··· Provided records ···
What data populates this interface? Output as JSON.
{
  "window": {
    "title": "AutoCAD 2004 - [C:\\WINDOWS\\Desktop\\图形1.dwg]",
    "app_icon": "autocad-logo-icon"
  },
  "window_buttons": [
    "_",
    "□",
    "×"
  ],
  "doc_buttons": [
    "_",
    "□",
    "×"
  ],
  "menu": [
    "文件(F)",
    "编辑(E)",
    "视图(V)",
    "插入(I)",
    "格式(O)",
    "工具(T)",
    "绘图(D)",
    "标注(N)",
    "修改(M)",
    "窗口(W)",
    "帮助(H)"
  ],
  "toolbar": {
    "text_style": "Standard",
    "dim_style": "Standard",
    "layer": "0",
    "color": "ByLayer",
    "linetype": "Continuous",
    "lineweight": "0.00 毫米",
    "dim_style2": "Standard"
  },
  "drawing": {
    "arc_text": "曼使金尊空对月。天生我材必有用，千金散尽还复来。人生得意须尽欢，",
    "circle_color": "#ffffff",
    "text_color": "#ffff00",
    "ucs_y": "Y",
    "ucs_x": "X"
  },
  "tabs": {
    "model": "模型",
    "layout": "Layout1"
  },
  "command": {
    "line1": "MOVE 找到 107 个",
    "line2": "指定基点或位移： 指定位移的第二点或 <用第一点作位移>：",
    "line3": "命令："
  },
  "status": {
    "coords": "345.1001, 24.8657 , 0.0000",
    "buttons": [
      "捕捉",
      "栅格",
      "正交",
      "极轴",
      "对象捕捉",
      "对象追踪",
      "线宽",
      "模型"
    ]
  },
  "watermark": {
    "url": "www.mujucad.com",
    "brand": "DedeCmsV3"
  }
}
···
**Written problem**. Return all of the entries word for word.

**Written solution**.
What data populates this interface? Output as JSON.
{
  "window": {
    "title": "AutoCAD 2004 - [C:\\WINDOWS\\Desktop\\图形1.dwg]",
    "app_icon": "autocad-logo-icon"
  },
  "window_buttons": [
    "_",
    "□",
    "×"
  ],
  "doc_buttons": [
    "_",
    "□",
    "×"
  ],
  "menu": [
    "文件(F)",
    "编辑(E)",
    "视图(V)",
    "插入(I)",
    "格式(O)",
    "工具(T)",
    "绘图(D)",
    "标注(N)",
    "修改(M)",
    "窗口(W)",
    "帮助(H)"
  ],
  "toolbar": {
    "text_style": "Standard",
    "dim_style": "Standard",
    "layer": "0",
    "color": "ByLayer",
    "linetype": "Continuous",
    "lineweight": "0.00 毫米",
    "dim_style2": "Standard"
  },
  "drawing": {
    "arc_text": "曼使金尊空对月。天生我材必有用，千金散尽还复来。人生得意须尽欢，",
    "circle_color": "#ffffff",
    "text_color": "#ffff00",
    "ucs_y": "Y",
    "ucs_x": "X"
  },
  "tabs": {
    "model": "模型",
    "layout": "Layout1"
  },
  "command": {
    "line1": "MOVE 找到 107 个",
    "line2": "指定基点或位移： 指定位移的第二点或 <用第一点作位移>：",
    "line3": "命令："
  },
  "status": {
    "coords": "345.1001, 24.8657 , 0.0000",
    "buttons": [
      "捕捉",
      "栅格",
      "正交",
      "极轴",
      "对象捕捉",
      "对象追踪",
      "线宽",
      "模型"
    ]
  },
  "watermark": {
    "url": "www.mujucad.com",
    "brand": "DedeCmsV3"
  }
}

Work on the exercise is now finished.